Show all lines holding "Residence".

[Collected data entries]
********

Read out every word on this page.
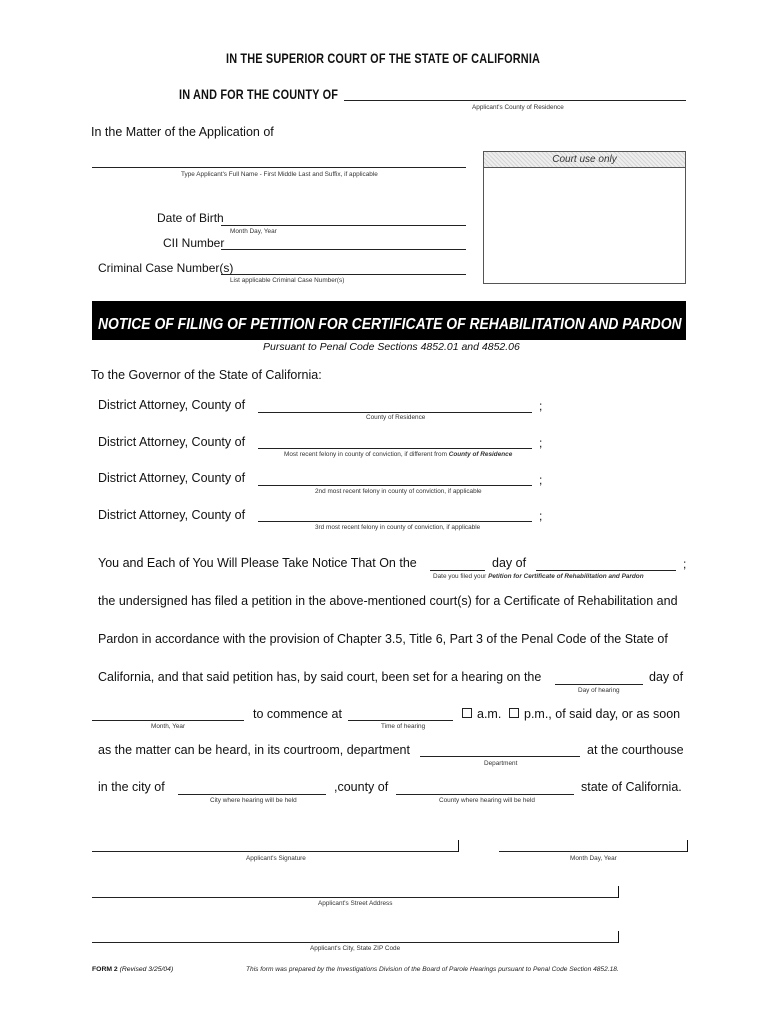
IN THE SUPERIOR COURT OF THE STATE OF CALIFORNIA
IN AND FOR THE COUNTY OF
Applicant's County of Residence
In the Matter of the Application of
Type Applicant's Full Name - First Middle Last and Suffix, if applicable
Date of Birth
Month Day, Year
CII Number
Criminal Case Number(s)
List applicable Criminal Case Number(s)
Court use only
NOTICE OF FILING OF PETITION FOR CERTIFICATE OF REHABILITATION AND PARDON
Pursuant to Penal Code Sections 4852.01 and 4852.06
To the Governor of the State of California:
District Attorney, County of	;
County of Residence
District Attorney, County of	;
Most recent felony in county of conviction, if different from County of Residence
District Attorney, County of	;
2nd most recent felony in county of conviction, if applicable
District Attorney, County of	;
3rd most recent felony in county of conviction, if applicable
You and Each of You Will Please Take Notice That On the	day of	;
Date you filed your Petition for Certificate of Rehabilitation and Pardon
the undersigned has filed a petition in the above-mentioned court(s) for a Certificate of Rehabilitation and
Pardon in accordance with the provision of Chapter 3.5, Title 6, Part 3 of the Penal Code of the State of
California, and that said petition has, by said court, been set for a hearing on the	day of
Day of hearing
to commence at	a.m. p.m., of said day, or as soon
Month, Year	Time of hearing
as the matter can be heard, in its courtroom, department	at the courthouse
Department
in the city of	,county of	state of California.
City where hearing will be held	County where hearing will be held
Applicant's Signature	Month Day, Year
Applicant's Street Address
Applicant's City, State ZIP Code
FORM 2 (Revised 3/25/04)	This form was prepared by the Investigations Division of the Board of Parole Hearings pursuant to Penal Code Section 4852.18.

********

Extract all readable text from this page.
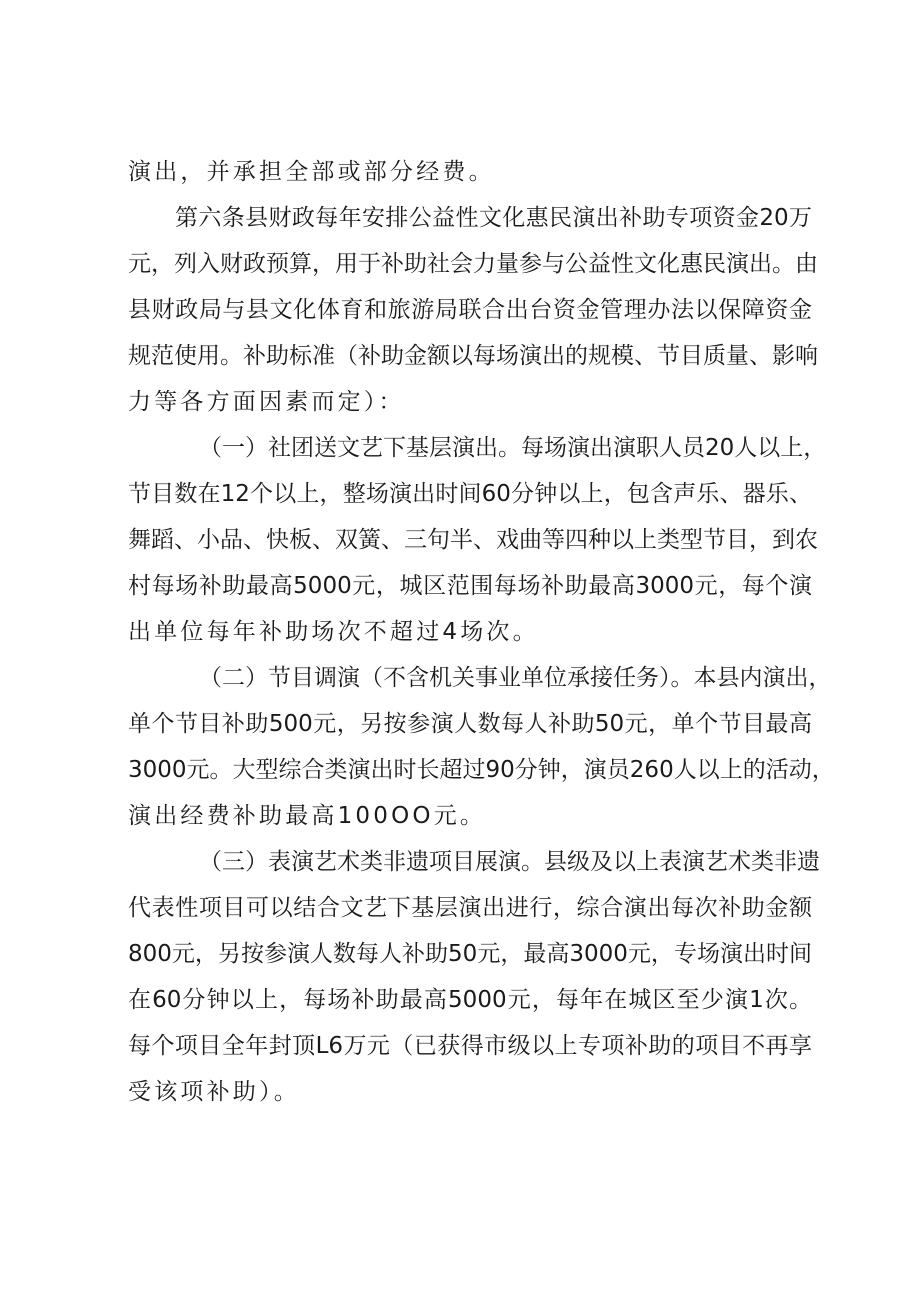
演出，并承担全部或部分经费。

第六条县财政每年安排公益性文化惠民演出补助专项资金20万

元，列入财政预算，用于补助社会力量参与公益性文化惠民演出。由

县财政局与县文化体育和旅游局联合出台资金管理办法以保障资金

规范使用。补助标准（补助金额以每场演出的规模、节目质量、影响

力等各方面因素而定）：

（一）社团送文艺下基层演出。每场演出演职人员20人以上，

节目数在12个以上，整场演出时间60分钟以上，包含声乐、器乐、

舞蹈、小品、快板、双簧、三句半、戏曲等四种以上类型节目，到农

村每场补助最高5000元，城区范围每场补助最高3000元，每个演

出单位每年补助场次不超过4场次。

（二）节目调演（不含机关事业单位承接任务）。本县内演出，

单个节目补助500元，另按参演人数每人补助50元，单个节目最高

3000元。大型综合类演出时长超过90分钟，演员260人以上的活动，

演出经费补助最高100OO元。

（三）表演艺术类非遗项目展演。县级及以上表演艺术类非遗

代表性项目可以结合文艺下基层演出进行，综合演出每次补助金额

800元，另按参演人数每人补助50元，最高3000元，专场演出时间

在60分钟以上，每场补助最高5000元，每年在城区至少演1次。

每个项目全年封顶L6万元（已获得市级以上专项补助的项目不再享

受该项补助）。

********

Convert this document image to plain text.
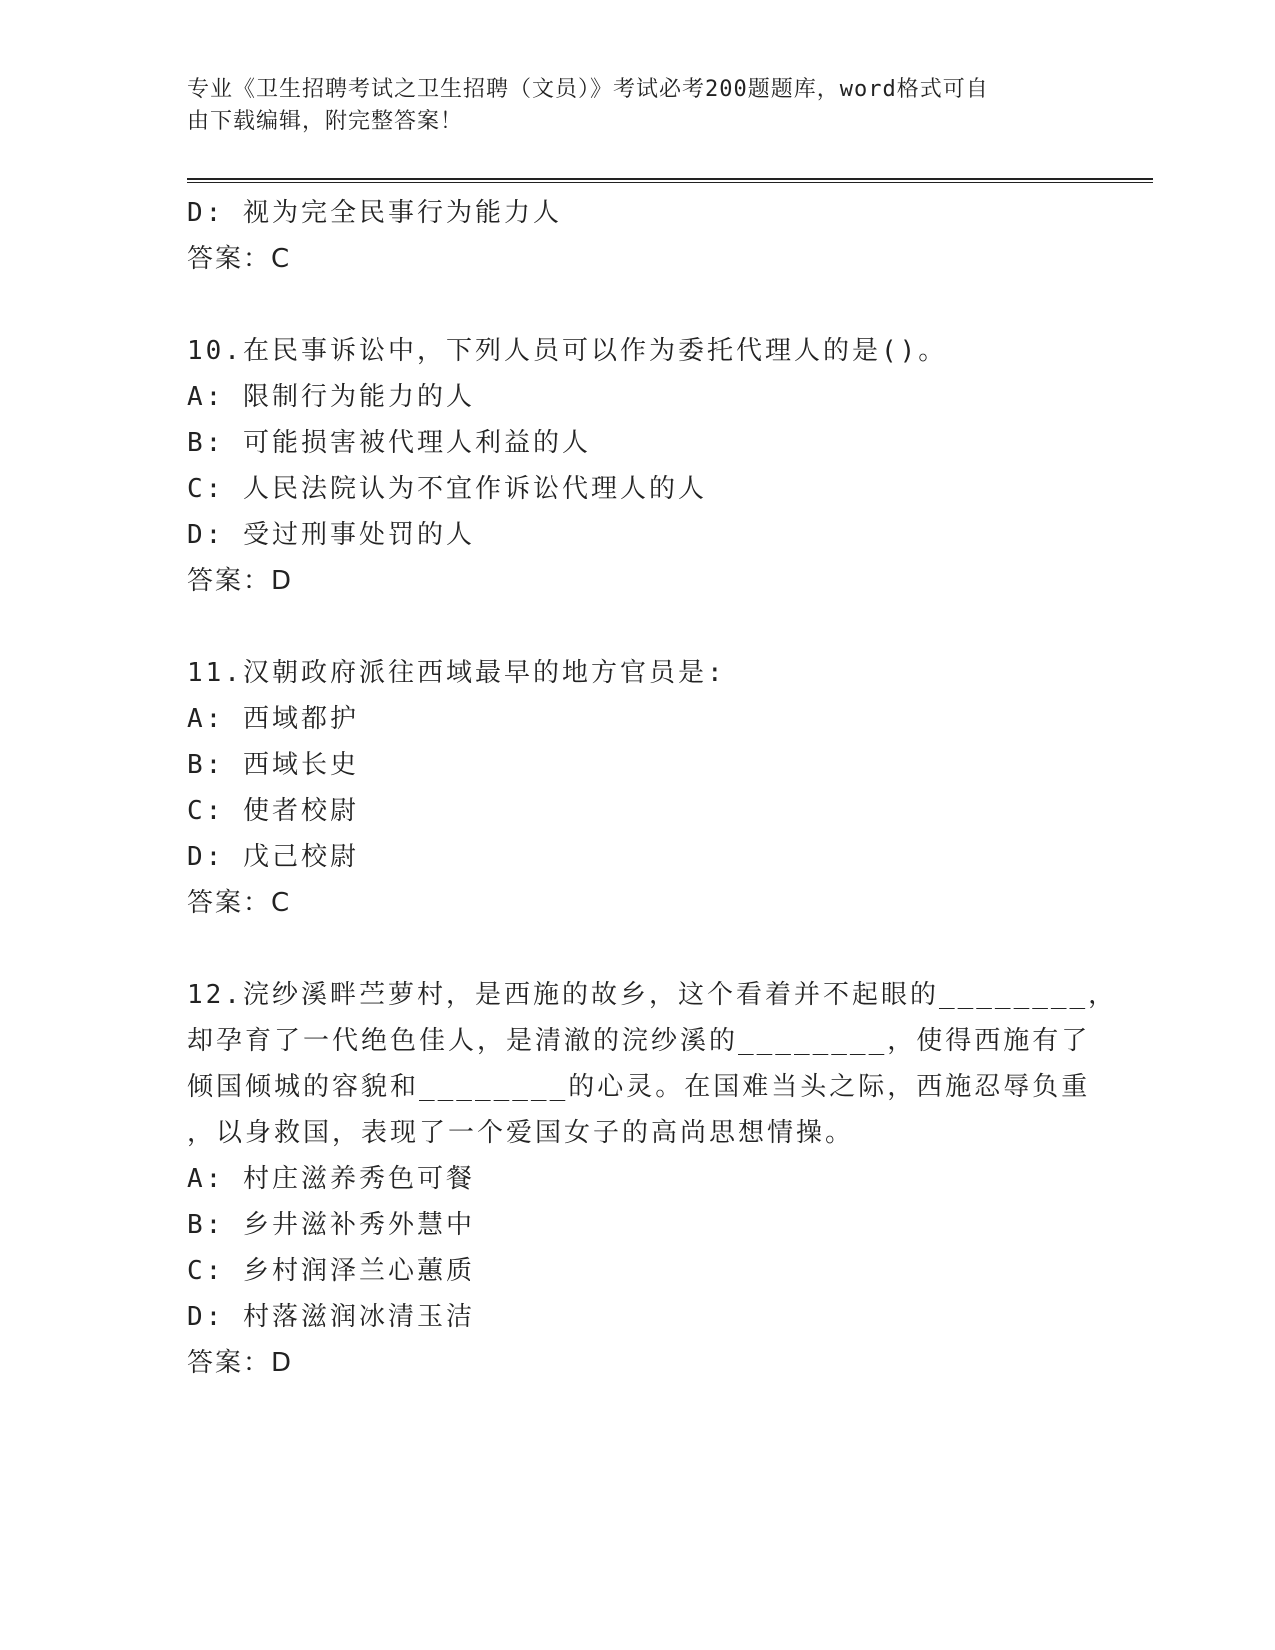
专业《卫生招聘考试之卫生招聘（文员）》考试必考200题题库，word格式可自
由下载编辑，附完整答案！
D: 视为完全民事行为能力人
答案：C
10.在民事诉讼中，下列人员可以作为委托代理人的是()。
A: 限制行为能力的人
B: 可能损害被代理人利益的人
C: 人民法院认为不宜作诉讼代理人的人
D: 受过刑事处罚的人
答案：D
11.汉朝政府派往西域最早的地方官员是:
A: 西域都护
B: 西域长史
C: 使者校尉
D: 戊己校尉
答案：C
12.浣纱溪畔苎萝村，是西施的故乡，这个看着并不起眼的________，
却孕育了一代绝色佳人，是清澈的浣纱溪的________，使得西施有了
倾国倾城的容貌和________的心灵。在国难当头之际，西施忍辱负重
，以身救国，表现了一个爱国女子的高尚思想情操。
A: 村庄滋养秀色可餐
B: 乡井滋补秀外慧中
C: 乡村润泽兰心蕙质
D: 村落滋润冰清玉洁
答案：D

********

#### Finished task
Applicant's County of Residence
County of Residence
Most recent felony in county of conviction, if different from County of Residence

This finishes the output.